- Passage to read

════════════════

Scheduling online conferences for building community: The case of #LingComm21

The goal of LingComm21 was to bring together a community of people who were interested in doing linguistics communication, so we were intentional from the very beginning about the community-building aspects of the program. We hosted LingComm21 on a platform called Gather, in which users communicate by navigating video game-like avatars around a two-dimensional custom map. When an avatar approaches other avatars in the space, the users are automatically connected to one another via video, audio, and text chat. 

Many attendees credited our choice of the Gather platform for their positive experience with the conference. While Gather certainly contributed to this success, and we’ll explain how we set up our custom space there in the next post, there were less obvious aspects of the event’s structure that were also crucial. Below we detail some of the underlying scheduling priorities that we believe resulted in an enjoyable, engaging online experience.

Define a bounded period of time for the conference.
The conference took place over 4 days, with 4 hours of programming per day and the entire last day devoted to meetups. We had a volunteer training the day before conference programming started, and in retrospect it might have also been a good idea to schedule a conference attendee icebreaker event the day before, as a gentle ramp up to the conference like how the meetup day was a gentle ramp down. Generally speaking, we were aiming to create a “magic circle” which requires a defined opening and closing. Inspired by the excellent advice about openings and closings in The Art of Gathering by Priya Parker, we featured opening and closing panels begun by brief opening and closing remarks, rather than starting and closing with logistics. 

Make the conference a shared experience, not solo homework.
When people don’t have to travel for a conference, there’s sometimes a temptation to spread conference events across an entire month, or to assign conference homework of watching talks in advance, which makes it difficult for people to have a shared joint conference experience as an event that’s bounded in time. Pre-recorded talks and/or allowing talks to remain available after the conference may make sense for some conferences, but we’ve observed that watching talks as homework plus a live Q&A part often leads to live Q&A audiences who haven’t watched the talks, making presenters either deliver a short recap of the talk or else suffer in silence, and in any case not accomplishing our goals for this conference of encouraging participants to interact. Instead, we debuted each talk as a live presentation with live breakout groups and Q&A, and recorded only the larger sessions, which were available to attendees for a week following the conference (but not forever, to encourage more candid conversation). Some attendees who were in less convenient time zones reported watching the recorded talks before the next day of programming began, so this limited amount of time shifting helped us give attendees a shared conference experience without creating homework.

Make it possible for people to fit the event into their lives.

════════════════

- Records
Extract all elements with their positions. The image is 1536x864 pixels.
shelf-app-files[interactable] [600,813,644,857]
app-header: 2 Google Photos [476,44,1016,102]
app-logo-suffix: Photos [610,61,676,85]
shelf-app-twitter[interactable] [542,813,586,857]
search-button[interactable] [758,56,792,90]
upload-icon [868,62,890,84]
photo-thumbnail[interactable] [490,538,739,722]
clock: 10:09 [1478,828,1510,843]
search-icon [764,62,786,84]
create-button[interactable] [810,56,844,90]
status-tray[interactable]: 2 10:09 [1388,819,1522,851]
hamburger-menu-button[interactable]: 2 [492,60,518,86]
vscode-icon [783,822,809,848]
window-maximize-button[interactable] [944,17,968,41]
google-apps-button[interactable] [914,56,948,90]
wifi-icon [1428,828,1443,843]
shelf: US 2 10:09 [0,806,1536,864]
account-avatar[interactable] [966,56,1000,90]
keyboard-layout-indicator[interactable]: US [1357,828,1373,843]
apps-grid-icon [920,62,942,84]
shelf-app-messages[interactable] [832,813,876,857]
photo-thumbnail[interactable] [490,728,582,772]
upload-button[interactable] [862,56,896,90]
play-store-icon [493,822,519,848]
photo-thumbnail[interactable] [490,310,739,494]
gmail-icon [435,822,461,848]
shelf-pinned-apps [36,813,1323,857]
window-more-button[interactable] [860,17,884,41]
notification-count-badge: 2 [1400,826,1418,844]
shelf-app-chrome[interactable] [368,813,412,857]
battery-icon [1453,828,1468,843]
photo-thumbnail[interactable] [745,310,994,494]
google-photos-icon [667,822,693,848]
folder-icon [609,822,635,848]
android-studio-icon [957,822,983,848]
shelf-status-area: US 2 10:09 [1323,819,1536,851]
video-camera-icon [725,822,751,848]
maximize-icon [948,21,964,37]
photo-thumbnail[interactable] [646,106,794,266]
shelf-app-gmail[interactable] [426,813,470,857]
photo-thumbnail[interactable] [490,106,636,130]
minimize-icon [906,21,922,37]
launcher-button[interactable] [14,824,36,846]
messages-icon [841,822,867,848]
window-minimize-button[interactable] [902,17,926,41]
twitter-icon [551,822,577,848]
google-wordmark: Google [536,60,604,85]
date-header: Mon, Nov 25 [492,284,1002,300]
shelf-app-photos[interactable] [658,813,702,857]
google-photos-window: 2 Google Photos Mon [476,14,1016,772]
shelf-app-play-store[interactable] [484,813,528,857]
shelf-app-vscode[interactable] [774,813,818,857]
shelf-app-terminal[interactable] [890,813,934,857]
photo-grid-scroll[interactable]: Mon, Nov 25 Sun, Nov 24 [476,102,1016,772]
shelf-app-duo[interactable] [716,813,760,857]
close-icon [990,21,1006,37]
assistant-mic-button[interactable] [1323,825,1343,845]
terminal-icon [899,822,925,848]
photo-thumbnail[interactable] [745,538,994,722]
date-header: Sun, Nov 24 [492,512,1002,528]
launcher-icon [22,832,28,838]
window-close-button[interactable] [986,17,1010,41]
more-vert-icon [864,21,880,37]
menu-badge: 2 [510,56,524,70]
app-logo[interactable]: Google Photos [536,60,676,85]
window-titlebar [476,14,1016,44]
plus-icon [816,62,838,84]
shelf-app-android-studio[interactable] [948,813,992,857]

════════════════

- Problems to solve
A – Copy out the part of the LingComm21 post starting at "Define a bounded" up to and including "not solo homework.".
B – According to the LingComm21 post, why were the recorded sessions kept available for only a week after the conference and not permanently?
C – List every heading in the LingComm21 post that names a scheduling priority.

- Expected outputs
A –
Define a bounded period of time for the conference.
The conference took place over 4 days, with 4 hours of programming per day and the entire last day devoted to meetups. We had a volunteer training the day before conference programming started, and in retrospect it might have also been a good idea to schedule a conference attendee icebreaker event the day before, as a gentle ramp up to the conference like how the meetup day was a gentle ramp down. Generally speaking, we were aiming to create a “magic circle” which requires a defined opening and closing. Inspired by the excellent advice about openings and closings in The Art of Gathering by Priya Parker, we featured opening and closing panels begun by brief opening and closing remarks, rather than starting and closing with logistics. 

Make the conference a shared experience, not solo homework.

B – The recordings of the larger sessions stayed up for one week and not forever so that people would feel free to talk more candidly.

C –
- Define a bounded period of time for the conference.
- Make the conference a shared experience, not solo homework.
- Make it possible for people to fit the event into their lives.